- [Exercise requirements]:
Search the records below for the word "made" and show every line where it occurs.

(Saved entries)
● ● ● ● ● ● ●
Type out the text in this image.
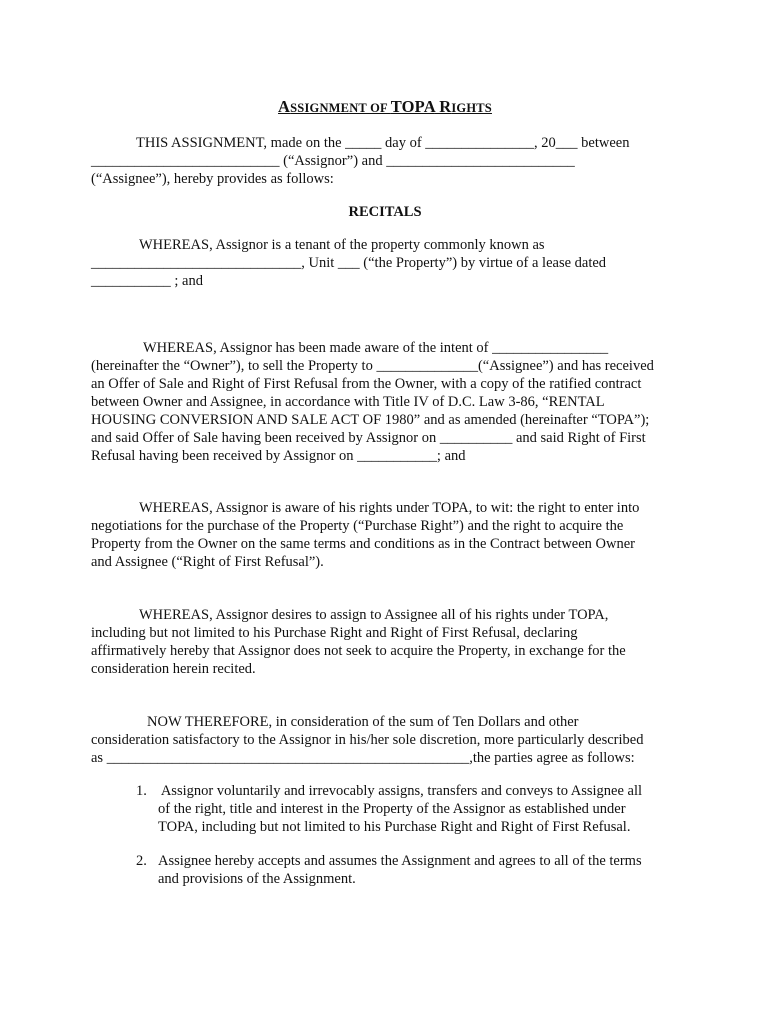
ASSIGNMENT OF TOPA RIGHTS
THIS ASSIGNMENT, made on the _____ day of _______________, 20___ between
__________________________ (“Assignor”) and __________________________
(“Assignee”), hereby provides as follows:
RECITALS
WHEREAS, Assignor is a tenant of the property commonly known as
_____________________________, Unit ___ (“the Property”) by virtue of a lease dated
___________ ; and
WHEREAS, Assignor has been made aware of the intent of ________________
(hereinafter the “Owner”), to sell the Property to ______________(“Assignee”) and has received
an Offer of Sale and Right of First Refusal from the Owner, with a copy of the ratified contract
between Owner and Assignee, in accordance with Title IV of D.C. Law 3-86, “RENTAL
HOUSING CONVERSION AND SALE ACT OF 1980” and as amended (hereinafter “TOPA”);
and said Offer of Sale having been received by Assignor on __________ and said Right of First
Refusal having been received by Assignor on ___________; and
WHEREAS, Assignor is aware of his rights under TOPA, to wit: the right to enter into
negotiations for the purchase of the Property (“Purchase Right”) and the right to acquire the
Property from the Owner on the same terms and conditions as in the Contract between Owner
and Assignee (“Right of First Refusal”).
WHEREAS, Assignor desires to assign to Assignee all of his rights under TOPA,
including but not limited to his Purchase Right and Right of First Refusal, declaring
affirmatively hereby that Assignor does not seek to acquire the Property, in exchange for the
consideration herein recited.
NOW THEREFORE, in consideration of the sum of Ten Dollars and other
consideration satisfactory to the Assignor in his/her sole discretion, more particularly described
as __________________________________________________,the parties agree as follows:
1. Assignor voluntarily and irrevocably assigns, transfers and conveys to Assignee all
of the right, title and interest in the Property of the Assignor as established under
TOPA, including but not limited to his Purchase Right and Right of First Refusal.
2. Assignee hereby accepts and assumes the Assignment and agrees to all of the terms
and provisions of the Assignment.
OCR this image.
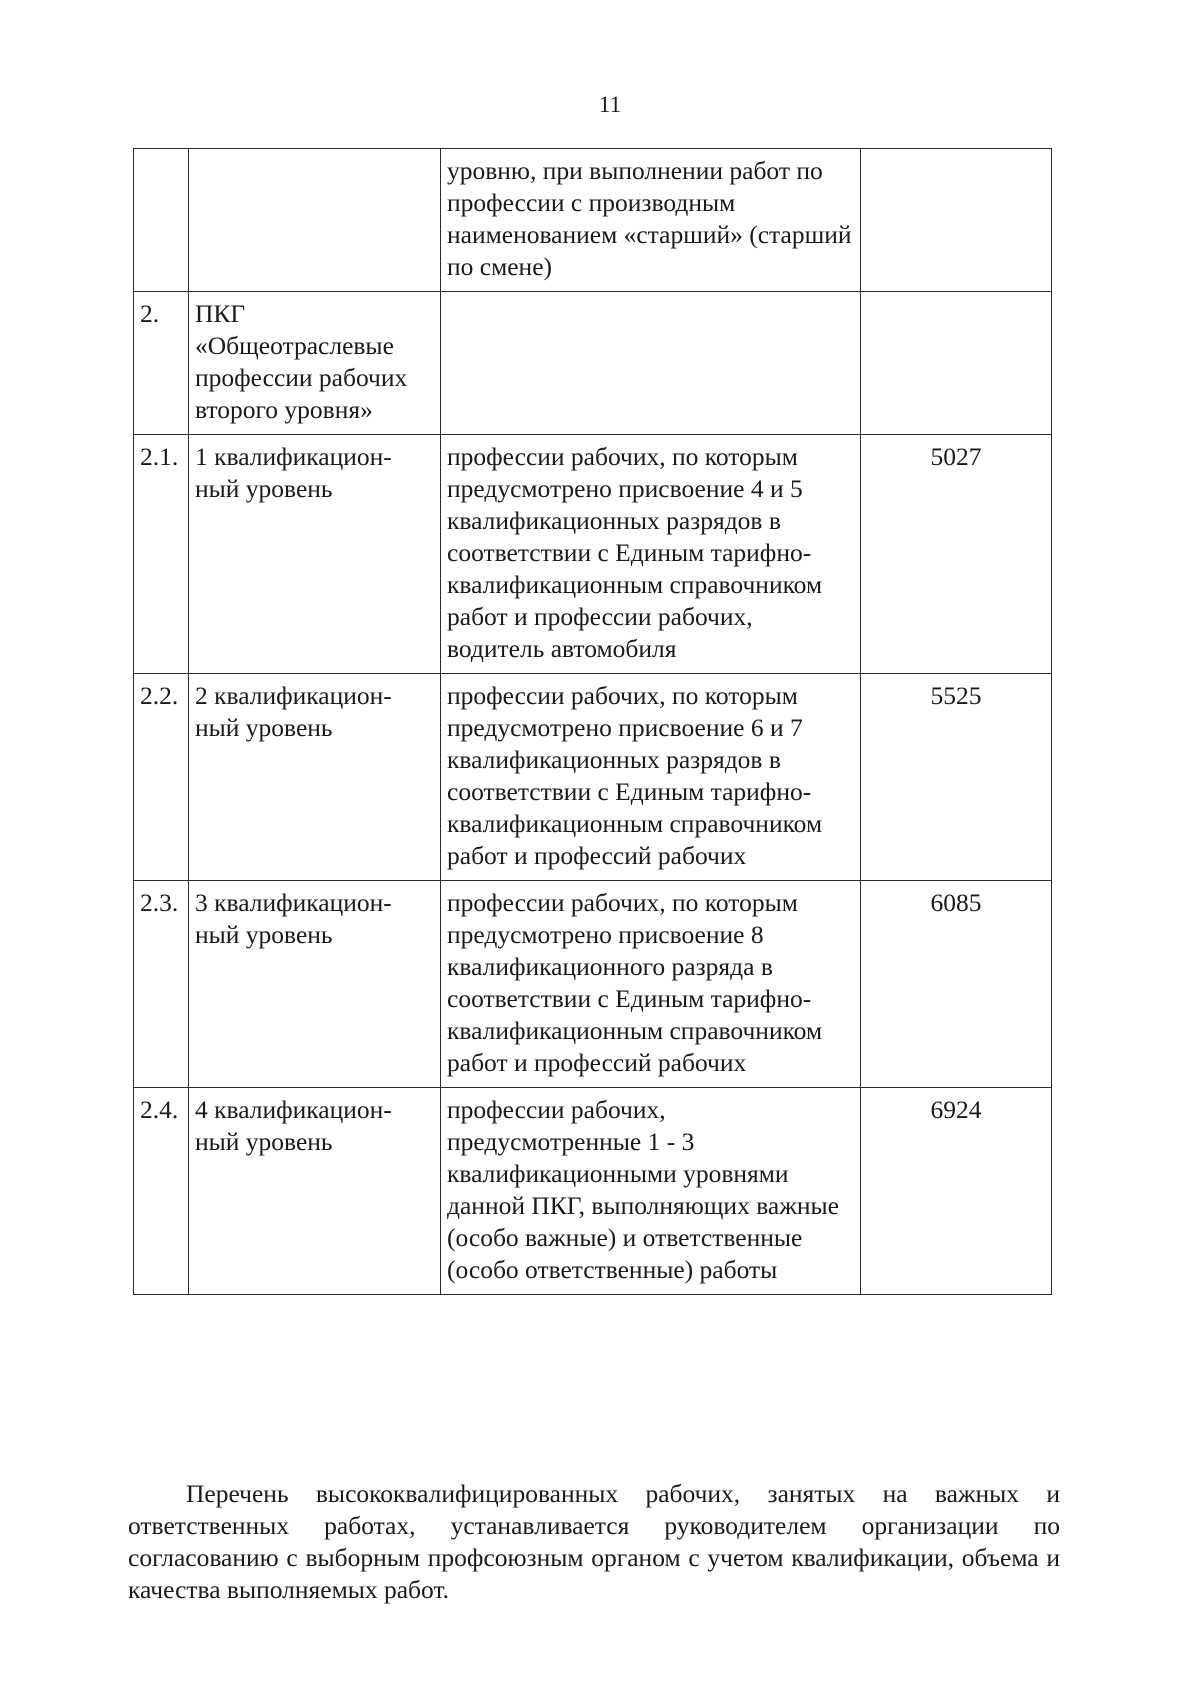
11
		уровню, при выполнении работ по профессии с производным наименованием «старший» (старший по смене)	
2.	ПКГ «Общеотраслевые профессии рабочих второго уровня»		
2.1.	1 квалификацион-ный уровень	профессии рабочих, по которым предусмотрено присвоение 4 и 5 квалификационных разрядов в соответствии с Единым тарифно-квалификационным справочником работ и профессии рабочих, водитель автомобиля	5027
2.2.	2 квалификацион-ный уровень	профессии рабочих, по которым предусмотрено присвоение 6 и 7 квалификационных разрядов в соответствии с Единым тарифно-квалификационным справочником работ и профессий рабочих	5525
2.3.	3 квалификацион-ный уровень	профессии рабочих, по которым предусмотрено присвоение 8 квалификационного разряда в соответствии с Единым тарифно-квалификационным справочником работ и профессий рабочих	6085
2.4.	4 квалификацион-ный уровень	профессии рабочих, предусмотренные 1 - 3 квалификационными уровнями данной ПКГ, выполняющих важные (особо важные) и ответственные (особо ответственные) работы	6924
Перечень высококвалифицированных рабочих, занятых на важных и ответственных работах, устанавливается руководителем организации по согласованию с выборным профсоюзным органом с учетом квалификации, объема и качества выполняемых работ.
● ● ● ● ● ● ●
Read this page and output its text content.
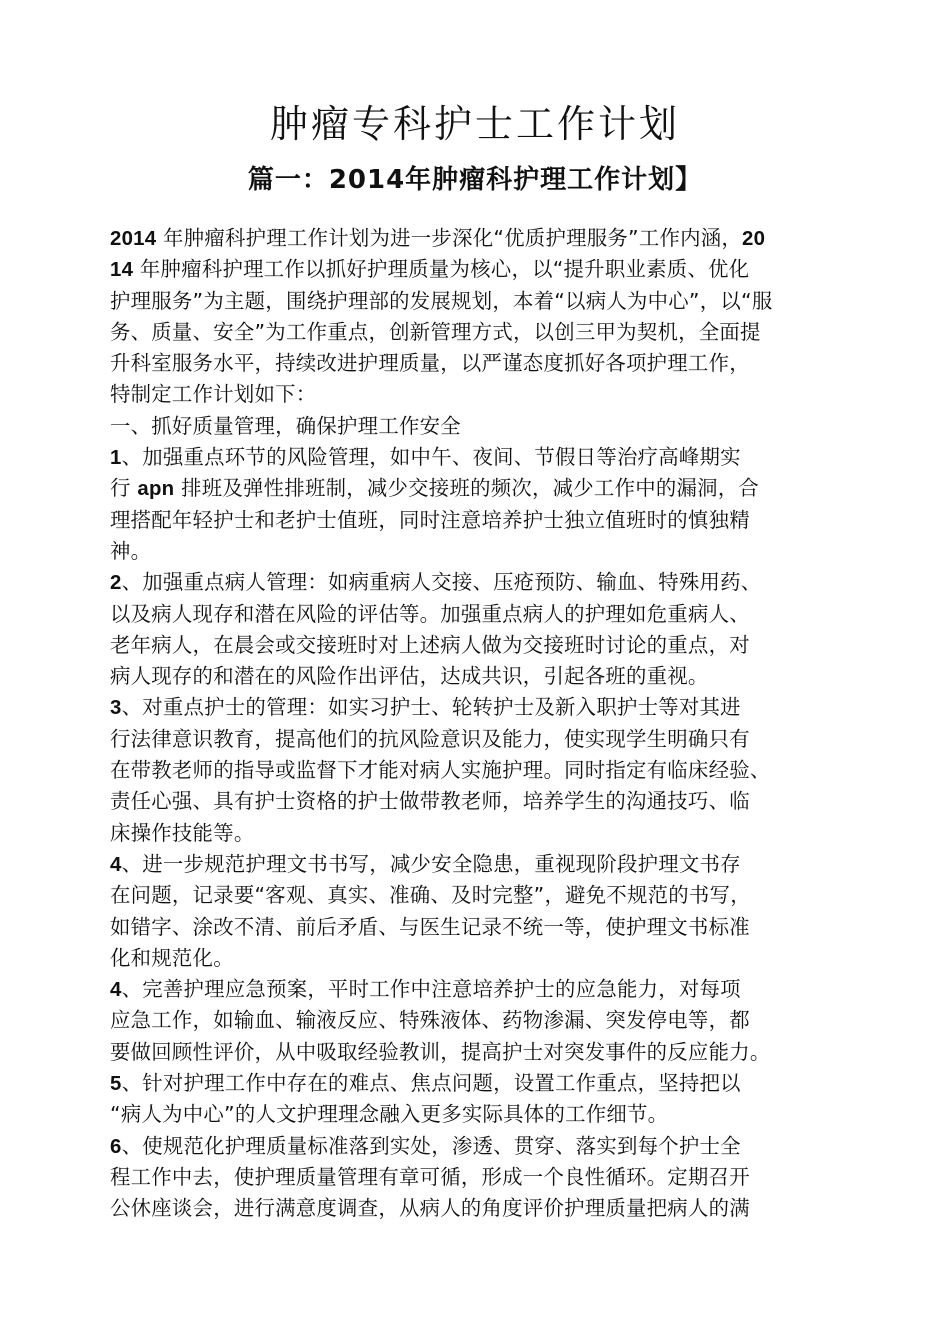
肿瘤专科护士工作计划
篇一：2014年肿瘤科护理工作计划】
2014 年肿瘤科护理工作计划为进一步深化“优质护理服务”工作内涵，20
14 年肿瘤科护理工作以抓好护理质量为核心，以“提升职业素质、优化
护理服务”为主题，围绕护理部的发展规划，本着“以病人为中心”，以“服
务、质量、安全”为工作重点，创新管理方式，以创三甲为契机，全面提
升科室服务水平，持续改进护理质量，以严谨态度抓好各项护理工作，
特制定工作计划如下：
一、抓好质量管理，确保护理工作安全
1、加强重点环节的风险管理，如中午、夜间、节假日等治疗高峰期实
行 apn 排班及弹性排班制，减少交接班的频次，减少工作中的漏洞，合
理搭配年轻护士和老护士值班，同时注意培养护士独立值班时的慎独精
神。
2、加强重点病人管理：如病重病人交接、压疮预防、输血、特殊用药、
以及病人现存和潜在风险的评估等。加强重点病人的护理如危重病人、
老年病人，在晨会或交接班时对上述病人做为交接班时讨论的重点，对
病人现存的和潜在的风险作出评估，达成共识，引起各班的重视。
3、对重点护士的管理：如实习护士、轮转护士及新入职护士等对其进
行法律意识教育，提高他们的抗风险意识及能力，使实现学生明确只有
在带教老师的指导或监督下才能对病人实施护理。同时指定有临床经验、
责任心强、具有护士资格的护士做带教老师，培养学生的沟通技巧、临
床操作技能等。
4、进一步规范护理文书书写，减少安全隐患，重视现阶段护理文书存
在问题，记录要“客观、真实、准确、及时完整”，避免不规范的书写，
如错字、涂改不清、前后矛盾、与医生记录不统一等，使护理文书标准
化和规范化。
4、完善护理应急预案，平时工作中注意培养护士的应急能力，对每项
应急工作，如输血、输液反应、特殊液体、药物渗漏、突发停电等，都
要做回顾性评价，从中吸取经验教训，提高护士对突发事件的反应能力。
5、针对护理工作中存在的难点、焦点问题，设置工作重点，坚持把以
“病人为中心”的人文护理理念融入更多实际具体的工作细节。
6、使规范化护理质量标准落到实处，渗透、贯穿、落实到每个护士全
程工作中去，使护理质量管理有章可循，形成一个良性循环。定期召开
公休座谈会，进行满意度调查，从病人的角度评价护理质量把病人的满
● ● ● ● ● ● ●
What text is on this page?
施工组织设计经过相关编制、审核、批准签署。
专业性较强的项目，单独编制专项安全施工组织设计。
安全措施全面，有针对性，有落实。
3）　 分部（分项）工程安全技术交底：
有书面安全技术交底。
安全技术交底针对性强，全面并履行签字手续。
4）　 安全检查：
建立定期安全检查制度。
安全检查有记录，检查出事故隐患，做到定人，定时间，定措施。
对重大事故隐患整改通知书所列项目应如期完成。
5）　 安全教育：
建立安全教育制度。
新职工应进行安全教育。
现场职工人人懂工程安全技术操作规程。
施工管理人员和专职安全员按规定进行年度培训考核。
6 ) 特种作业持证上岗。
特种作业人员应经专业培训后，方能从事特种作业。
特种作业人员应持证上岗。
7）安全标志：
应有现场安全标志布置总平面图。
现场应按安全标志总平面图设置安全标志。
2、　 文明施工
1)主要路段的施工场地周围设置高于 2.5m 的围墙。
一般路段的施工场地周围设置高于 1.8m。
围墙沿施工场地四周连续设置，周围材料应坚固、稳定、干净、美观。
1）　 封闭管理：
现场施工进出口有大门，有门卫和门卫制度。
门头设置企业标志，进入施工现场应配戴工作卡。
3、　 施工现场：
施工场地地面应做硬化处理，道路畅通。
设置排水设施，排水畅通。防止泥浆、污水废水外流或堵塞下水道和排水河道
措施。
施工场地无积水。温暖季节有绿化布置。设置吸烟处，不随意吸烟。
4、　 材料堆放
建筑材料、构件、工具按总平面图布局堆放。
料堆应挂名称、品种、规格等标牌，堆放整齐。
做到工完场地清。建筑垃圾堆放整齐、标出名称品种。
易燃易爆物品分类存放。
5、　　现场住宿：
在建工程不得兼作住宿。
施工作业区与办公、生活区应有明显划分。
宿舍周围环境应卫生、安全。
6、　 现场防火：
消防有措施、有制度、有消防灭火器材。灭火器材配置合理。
● ● ● ● ● ● ●
- [The result]:
THIS ASSIGNMENT, made on the _____ day of _______________, 20___ between
WHEREAS, Assignor has been made aware of the intent of ________________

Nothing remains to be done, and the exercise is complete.